__WRITTEN PROBLEM__: Return the lines of the records starting at the one containing "wire g2r2 row <box>99 197 112 199</box>" and ending at the one containing "wire red r4 to VF2+ chip 1", both included, reproduced verbatim.

== PROVIDED MATERIAL

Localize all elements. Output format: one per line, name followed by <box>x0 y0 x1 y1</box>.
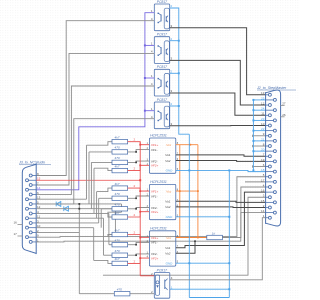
wire g2r2 row <box>99 197 112 199</box>
J3 pin 4 <box>29 212 32 215</box>
wire opto pin2 stub <box>170 105 179 107</box>
resistor 470 <box>112 196 128 200</box>
wire g1r2 row <box>89 151 112 153</box>
J2 pin 15 <box>273 201 276 204</box>
svg-text:PC817: PC817 <box>157 33 167 37</box>
diode D2 <box>64 206 69 211</box>
wire red r4 to VF2+ chip 1 <box>128 165 150 170</box>
svg-text:GND: GND <box>166 169 174 173</box>
J2 pin 25 <box>273 98 276 101</box>
wire blue J2 rail <box>252 100 254 170</box>
resistor 4k7 <box>112 168 128 172</box>
wire J2 short stub <box>253 145 266 147</box>
svg-text:HCPL2531: HCPL2531 <box>150 226 167 230</box>
svg-text:21: 21 <box>261 137 265 141</box>
svg-text:Vcc: Vcc <box>166 143 172 147</box>
junction purple <box>144 110 146 112</box>
wire blue J2 pin row <box>253 150 265 152</box>
J2 pin 22 <box>273 129 276 132</box>
wire blue vertical x189 <box>188 134 190 297</box>
svg-text:VF1+: VF1+ <box>151 143 159 147</box>
J3 pin 2 <box>29 231 32 234</box>
wire OK2 cathode to J3 pin <box>36 53 154 185</box>
svg-text:16: 16 <box>13 220 17 224</box>
junction blue <box>178 105 180 107</box>
svg-text:Vo2: Vo2 <box>165 159 171 163</box>
J2 pin 19 <box>273 160 276 163</box>
svg-text:4k7: 4k7 <box>115 257 120 261</box>
J2 pin 7 <box>268 155 271 158</box>
wire riser up <box>100 209 102 228</box>
wire riser down <box>103 218 105 255</box>
wire J2 short stub <box>253 166 266 168</box>
wire blue GND row chip1 to J2 pin18 <box>176 170 266 171</box>
optocoupler OK2 PC817 <box>154 37 169 64</box>
wire blue J2 pin row <box>253 99 265 101</box>
wire J2 pin1 to OK5 collector <box>170 218 266 280</box>
svg-text:Vo1: Vo1 <box>165 246 171 250</box>
svg-text:18: 18 <box>261 168 265 172</box>
wire OK1 emitter to J2 pin <box>170 28 266 95</box>
svg-text:14: 14 <box>37 186 41 190</box>
svg-text:12: 12 <box>261 101 265 105</box>
J3 pin 5 <box>29 203 32 206</box>
wire J3 pin1 long row to J2 pin14 <box>36 213 265 242</box>
J3 pin 7 <box>29 184 32 187</box>
wire blue PC817 emitter <box>170 288 230 290</box>
wire blue GND chip3 <box>176 262 230 264</box>
junction red chip 3 <box>139 237 141 239</box>
wire U2 Vo2 to J2 pin2 <box>176 206 266 209</box>
svg-text:26: 26 <box>282 113 286 117</box>
svg-text:VF1-: VF1- <box>151 194 158 198</box>
svg-text:4k7: 4k7 <box>115 211 120 215</box>
J2 pin 23 <box>273 119 276 122</box>
wire bottom long row to J2 pin3 <box>103 197 266 275</box>
wire U1 Vo2 to J2 pin19 <box>176 160 266 163</box>
svg-text:25: 25 <box>261 96 265 100</box>
wire blue J2 pin row <box>253 130 265 132</box>
wire riser up <box>93 168 95 213</box>
junction purple <box>144 44 146 46</box>
J3 pin 1 <box>29 240 32 243</box>
svg-text:470: 470 <box>115 192 120 196</box>
J2 pin 6 <box>268 165 271 168</box>
J2 pin 9 <box>268 134 271 137</box>
wire blue rail optos pin2 <box>170 8 190 134</box>
svg-text:10: 10 <box>261 122 265 126</box>
wire red vertical rail <box>139 142 141 276</box>
svg-text:17: 17 <box>13 232 17 236</box>
wire J3 pin row 3 <box>36 222 98 224</box>
J2 pin 5 <box>268 175 271 178</box>
wire g2r1 U loop <box>97 188 112 192</box>
wire J3 pin row 10 <box>36 227 93 229</box>
IC U1 HCPL2531 <box>149 138 175 173</box>
svg-text:16: 16 <box>261 189 265 193</box>
svg-text:4k7: 4k7 <box>115 228 120 232</box>
svg-text:4k7: 4k7 <box>115 164 120 168</box>
wire g3r1 U loop <box>108 235 112 237</box>
svg-text:VF1-: VF1- <box>151 241 158 245</box>
svg-text:4k7: 4k7 <box>115 136 120 140</box>
J2 pin 8 <box>268 145 271 148</box>
wire red to bottom PC817 <box>140 275 154 277</box>
svg-text:VF1-: VF1- <box>151 148 158 152</box>
J2 shield pin 27 <box>281 105 285 107</box>
wire J3 pin9 long row to J2 pin5 <box>36 177 265 237</box>
wire orange rail B <box>197 145 199 238</box>
wire resistor P to J2 pin4 <box>222 187 265 238</box>
J2 pin 4 <box>268 186 271 189</box>
svg-text:470: 470 <box>115 156 120 160</box>
svg-text:VF1+: VF1+ <box>151 236 159 240</box>
wire r2 to VF1- chip 3 <box>128 242 150 244</box>
wire orange Vcc chip2 <box>176 190 198 192</box>
wire J3 pin row 12 <box>36 208 115 210</box>
resistor 470 <box>112 243 128 247</box>
junction red chip 1 <box>139 144 141 146</box>
J2 shield pin 26 <box>281 116 285 118</box>
resistor 4k7 <box>112 261 128 265</box>
J2 pin 10 <box>268 124 271 127</box>
svg-text:4k7: 4k7 <box>115 182 120 186</box>
J3 pin 8 <box>29 174 32 177</box>
svg-text:470: 470 <box>115 239 120 243</box>
IC U3 HCPL2531 <box>149 231 175 266</box>
wire OK4 emitter to J2 pin <box>170 125 266 127</box>
J3 pin 14 <box>26 188 29 191</box>
svg-text:470: 470 <box>117 288 122 292</box>
wire OK5 to 470 <box>130 293 154 295</box>
wire red r1 to VF1+ chip 1 <box>128 142 150 145</box>
J3 pin 6 <box>29 193 32 196</box>
wire blue bottom jog <box>189 297 229 299</box>
svg-text:Vo1: Vo1 <box>165 153 171 157</box>
wire purple stub <box>145 110 154 112</box>
junction orange <box>189 144 191 146</box>
wire red J3 pin15 <box>36 179 140 181</box>
svg-text:20: 20 <box>261 148 265 152</box>
wire OK4 cathode to J3 pin <box>36 119 154 204</box>
wire r3 to VF2- chip 1 <box>128 161 150 162</box>
wire OK3 emitter to J2 pin <box>170 93 266 115</box>
J3 pin 11 <box>26 217 29 220</box>
wire g2r4 U loop <box>108 212 122 217</box>
wire purple stub <box>145 44 154 46</box>
wire orange rail A <box>179 145 181 238</box>
J2 pin 18 <box>273 170 276 173</box>
J2 pin 20 <box>273 150 276 153</box>
svg-text:HCPL2531: HCPL2531 <box>150 180 167 184</box>
J2 pin 1 <box>268 216 271 219</box>
J2 pin 3 <box>268 196 271 199</box>
svg-text:470: 470 <box>115 146 120 150</box>
J2 pin 2 <box>268 206 271 209</box>
wire U3 Vo1 to J2 pin16 <box>176 192 266 248</box>
wire U1 Vo1 to J2 pin7 <box>176 155 266 156</box>
J3 pin 3 <box>29 221 32 224</box>
wire 470 left lead <box>79 293 114 295</box>
wire red r1 to VF1+ chip 3 <box>128 235 150 238</box>
wire J3 pin row 4 <box>36 212 109 214</box>
svg-text:14: 14 <box>261 209 265 213</box>
wire g2r3 row <box>101 208 112 210</box>
wire opto pin2 stub <box>170 40 179 42</box>
resistor 470 <box>114 292 130 296</box>
J3 shield pin 16 <box>18 224 23 226</box>
J3 pin 10 <box>26 226 29 229</box>
svg-text:15: 15 <box>261 199 265 203</box>
svg-text:VF2+: VF2+ <box>151 210 159 214</box>
J3 pin 15 <box>26 179 29 182</box>
wire purple net opto anodes to J3 pin 14 <box>36 13 154 190</box>
resistor 470 <box>112 150 128 154</box>
wire OK3 cathode to J3 pin <box>36 86 154 194</box>
svg-text:Vo1: Vo1 <box>165 200 171 204</box>
wire riser up <box>88 152 90 204</box>
J2 pin 21 <box>273 139 276 142</box>
resistor 470 <box>112 160 128 164</box>
svg-text:VF1+: VF1+ <box>151 189 159 193</box>
svg-text:GND: GND <box>166 215 174 219</box>
svg-text:22: 22 <box>261 127 265 131</box>
wire purple stub <box>145 77 154 79</box>
J3 pin 12 <box>26 207 29 210</box>
wire r2 to VF1- chip 1 <box>128 150 150 152</box>
connector J3 shell <box>22 164 36 253</box>
wire red r4 to VF2+ chip 2 <box>128 212 150 217</box>
svg-text:Vo2: Vo2 <box>165 205 171 209</box>
wire J2 pin17 stub <box>245 181 266 183</box>
svg-text:470: 470 <box>115 249 120 253</box>
wire blue vertical x229 <box>228 170 230 297</box>
wire J3 pin row 11 <box>36 217 103 219</box>
svg-text:Vcc: Vcc <box>166 189 172 193</box>
wire blue J2 pin row <box>253 119 265 121</box>
wire riser up <box>96 192 98 219</box>
wire J3 pin row 5 <box>36 203 121 205</box>
wire red r4 to VF2+ chip 3 <box>128 258 150 263</box>
wire J3 pin row 2 <box>36 231 79 233</box>
wire orange Vcc chip3 to resistor P <box>176 237 207 239</box>
wire g3r4 U loop <box>94 260 112 263</box>
svg-text:17: 17 <box>261 178 265 182</box>
wire riser up <box>90 162 92 208</box>
svg-text:1k: 1k <box>212 231 216 235</box>
svg-text:HCPL2531: HCPL2531 <box>150 134 167 138</box>
svg-text:Vcc: Vcc <box>166 236 172 240</box>
J2 pin 11 <box>268 114 271 117</box>
J3 pin 9 <box>26 236 29 239</box>
junction red <box>139 179 141 181</box>
resistor 4k7 <box>112 140 128 144</box>
resistor 470 <box>112 253 128 257</box>
wire r3 to VF2- chip 2 <box>128 208 150 209</box>
wire blue GND chip2 <box>176 216 230 218</box>
svg-text:J3_to_NCStudio: J3_to_NCStudio <box>18 160 45 164</box>
wire OK1 cathode to J3 pin <box>36 21 154 176</box>
resistor 4k7 <box>112 232 128 236</box>
resistor 470 <box>112 207 128 211</box>
wire riser down <box>121 204 123 212</box>
wire blue J2 pin row <box>253 109 265 111</box>
wire riser down <box>93 228 95 261</box>
junction blue <box>188 169 190 171</box>
junction red chip 2 <box>139 190 141 192</box>
svg-text:J2_to_StepMaster: J2_to_StepMaster <box>256 86 287 90</box>
wire OK2 emitter to J2 pin <box>170 60 266 105</box>
wire J2 short stub <box>253 135 266 137</box>
resistor 4k7 <box>112 215 128 219</box>
svg-text:VF2+: VF2+ <box>151 164 159 168</box>
junction purple <box>144 77 146 79</box>
wire blue J2 pin row <box>253 140 265 142</box>
wire r3 to VF2- chip 3 <box>128 254 150 255</box>
wire riser up <box>86 145 88 199</box>
resistor 4k7 <box>112 186 128 190</box>
svg-text:19: 19 <box>261 158 265 162</box>
wire riser down <box>114 209 116 237</box>
diode D1 <box>56 202 61 207</box>
J2 pin 14 <box>273 211 276 214</box>
resistor 1k <box>207 235 223 239</box>
J2 pin 24 <box>273 109 276 112</box>
junction blue <box>178 72 180 74</box>
svg-text:23: 23 <box>261 117 265 121</box>
wire red r1 to VF1+ chip 2 <box>128 188 150 191</box>
wire r2 to VF1- chip 2 <box>128 196 150 198</box>
wire orange Vcc chip1 <box>176 144 198 146</box>
svg-text:PC817: PC817 <box>157 268 167 272</box>
J2 pin 13 <box>268 93 271 96</box>
wire g1r1 U loop <box>87 142 113 146</box>
wire U2 Vo1 to J2 pin15 <box>176 201 266 202</box>
svg-text:27: 27 <box>282 102 286 106</box>
J2 pin 16 <box>273 191 276 194</box>
svg-text:PC817: PC817 <box>157 0 167 4</box>
svg-text:GND: GND <box>166 261 174 265</box>
svg-text:24: 24 <box>261 107 265 111</box>
wire U3 Vo2 joins pin1 row <box>176 241 195 253</box>
wire g1r4 U loop <box>94 168 112 170</box>
svg-text:470: 470 <box>115 203 120 207</box>
J3 shield pin 17 <box>18 235 23 237</box>
J2 pin 17 <box>273 180 276 183</box>
wire g1r3 row <box>91 161 112 163</box>
wire riser up <box>98 198 100 223</box>
J2 pin 12 <box>268 104 271 107</box>
optocoupler OK5 PC817 <box>154 273 170 299</box>
svg-text:PC817: PC817 <box>157 98 167 102</box>
J3 pin 13 <box>26 198 29 201</box>
optocoupler OK3 PC817 <box>154 69 169 96</box>
connector J2 shell <box>266 90 281 226</box>
wire riser diode rows to bottom 470 <box>78 204 80 294</box>
wire opto pin2 stub <box>170 72 179 74</box>
svg-text:13: 13 <box>261 91 265 95</box>
wire J3 pin row 13 <box>36 198 86 200</box>
svg-text:VF2+: VF2+ <box>151 256 159 260</box>
IC U2 HCPL2531 <box>149 184 175 219</box>
wire g3r3 row <box>104 254 113 256</box>
wire riser down <box>108 213 110 244</box>
svg-text:PC817: PC817 <box>157 65 167 69</box>
optocoupler OK1 PC817 <box>154 4 169 31</box>
junction dots on diode rows <box>78 203 80 205</box>
wire g3r2 row <box>109 244 112 246</box>
svg-text:Vo2: Vo2 <box>165 252 171 256</box>
svg-text:11: 11 <box>261 112 264 116</box>
junction blue <box>178 40 180 42</box>
optocoupler OK4 PC817 <box>154 102 169 129</box>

====

__EXPECTED ANSWER__:
wire g2r2 row <box>99 197 112 199</box>
J3 pin 4 <box>29 212 32 215</box>
wire opto pin2 stub <box>170 105 179 107</box>
resistor 470 <box>112 196 128 200</box>
wire g1r2 row <box>89 151 112 153</box>
J2 pin 15 <box>273 201 276 204</box>
svg-text:PC817: PC817 <box>157 33 167 37</box>
diode D2 <box>64 206 69 211</box>
wire red r4 to VF2+ chip 1 <box>128 165 150 170</box>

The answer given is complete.